Requirement:
From the listing below, extract every line in which the word "people" appears.

[Stored items from a collection]
.....
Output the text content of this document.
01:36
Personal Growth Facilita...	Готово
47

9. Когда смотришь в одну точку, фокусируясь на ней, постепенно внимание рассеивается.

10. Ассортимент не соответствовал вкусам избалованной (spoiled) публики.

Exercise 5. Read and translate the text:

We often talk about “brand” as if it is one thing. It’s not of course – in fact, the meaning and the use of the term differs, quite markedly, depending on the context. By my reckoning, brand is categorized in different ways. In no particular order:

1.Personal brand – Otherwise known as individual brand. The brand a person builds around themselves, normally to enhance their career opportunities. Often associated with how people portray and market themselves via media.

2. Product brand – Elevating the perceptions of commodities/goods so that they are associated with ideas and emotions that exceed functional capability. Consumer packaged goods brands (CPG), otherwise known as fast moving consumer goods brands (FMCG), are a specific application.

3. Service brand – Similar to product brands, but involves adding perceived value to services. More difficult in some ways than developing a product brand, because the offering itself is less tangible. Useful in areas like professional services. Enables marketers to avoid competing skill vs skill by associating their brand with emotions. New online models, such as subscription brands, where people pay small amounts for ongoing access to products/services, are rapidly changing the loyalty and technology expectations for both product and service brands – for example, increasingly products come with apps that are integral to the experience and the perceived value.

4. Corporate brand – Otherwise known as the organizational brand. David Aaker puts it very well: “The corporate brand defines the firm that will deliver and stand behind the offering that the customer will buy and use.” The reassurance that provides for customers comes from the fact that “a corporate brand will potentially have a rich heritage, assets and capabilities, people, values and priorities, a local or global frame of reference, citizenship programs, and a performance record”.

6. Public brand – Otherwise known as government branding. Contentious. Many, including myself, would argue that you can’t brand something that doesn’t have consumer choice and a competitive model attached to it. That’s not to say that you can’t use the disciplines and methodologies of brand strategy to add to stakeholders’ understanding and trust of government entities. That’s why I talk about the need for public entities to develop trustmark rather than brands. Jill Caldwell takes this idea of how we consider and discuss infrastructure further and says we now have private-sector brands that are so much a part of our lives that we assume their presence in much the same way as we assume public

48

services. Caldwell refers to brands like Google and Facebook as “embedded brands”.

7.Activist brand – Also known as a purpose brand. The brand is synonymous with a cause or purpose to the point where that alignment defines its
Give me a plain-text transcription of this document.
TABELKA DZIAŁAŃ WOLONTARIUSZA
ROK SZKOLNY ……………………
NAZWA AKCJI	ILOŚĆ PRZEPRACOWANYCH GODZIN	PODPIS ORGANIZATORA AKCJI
.....
Output for this task:
1.Personal brand – Otherwise known as individual brand. The brand a person builds around themselves, normally to enhance their career opportunities. Often associated with how people portray and market themselves via media.
3. Service brand – Similar to product brands, but involves adding perceived value to services. More difficult in some ways than developing a product brand, because the offering itself is less tangible. Useful in areas like professional services. Enables marketers to avoid competing skill vs skill by associating their brand with emotions. New online models, such as subscription brands, where people pay small amounts for ongoing access to products/services, are rapidly changing the loyalty and technology expectations for both product and service brands – for example, increasingly products come with apps that are integral to the experience and the perceived value.
4. Corporate brand – Otherwise known as the organizational brand. David Aaker puts it very well: “The corporate brand defines the firm that will deliver and stand behind the offering that the customer will buy and use.” The reassurance that provides for customers comes from the fact that “a corporate brand will potentially have a rich heritage, assets and capabilities, people, values and priorities, a local or global frame of reference, citizenship programs, and a performance record”.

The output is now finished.